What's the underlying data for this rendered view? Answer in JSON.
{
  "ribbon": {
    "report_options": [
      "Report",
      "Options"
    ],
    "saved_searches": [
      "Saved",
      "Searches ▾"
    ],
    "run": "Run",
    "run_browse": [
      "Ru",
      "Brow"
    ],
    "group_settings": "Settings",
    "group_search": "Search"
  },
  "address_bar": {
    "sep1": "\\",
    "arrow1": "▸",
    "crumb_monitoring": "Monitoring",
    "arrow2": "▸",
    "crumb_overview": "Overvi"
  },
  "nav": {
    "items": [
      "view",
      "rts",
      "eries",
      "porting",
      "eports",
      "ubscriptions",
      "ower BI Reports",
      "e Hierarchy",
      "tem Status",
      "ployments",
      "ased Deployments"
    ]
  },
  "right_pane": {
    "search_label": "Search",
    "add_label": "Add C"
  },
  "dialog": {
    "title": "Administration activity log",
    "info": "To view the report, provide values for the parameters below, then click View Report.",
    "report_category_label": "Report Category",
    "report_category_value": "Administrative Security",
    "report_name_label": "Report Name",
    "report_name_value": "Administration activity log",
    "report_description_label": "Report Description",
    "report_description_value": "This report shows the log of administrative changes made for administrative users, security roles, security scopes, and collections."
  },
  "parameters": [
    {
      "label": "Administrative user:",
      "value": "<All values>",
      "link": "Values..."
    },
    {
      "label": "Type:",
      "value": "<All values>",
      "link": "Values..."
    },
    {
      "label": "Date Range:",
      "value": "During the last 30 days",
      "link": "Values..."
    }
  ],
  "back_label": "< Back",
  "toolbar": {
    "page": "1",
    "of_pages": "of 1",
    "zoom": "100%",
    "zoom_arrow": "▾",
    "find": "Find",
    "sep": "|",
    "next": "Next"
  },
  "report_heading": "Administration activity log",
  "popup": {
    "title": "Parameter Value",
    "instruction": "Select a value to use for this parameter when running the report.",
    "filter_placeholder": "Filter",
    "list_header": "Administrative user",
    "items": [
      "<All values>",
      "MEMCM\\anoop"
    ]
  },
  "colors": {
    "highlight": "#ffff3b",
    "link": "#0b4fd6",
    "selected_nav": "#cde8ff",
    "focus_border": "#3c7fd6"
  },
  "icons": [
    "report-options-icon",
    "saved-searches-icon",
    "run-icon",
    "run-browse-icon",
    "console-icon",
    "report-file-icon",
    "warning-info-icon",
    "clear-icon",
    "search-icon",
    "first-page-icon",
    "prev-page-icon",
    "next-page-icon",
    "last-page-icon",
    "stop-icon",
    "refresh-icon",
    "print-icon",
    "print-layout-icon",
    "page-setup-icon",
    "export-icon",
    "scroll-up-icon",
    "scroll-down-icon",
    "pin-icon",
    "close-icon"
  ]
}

WRITTEN PROBLEM: Identify each line containing the string "title" and copy it out.

ANSWER TO THIS TASK:
    "title": "Administration activity log",
    "title": "Parameter Value",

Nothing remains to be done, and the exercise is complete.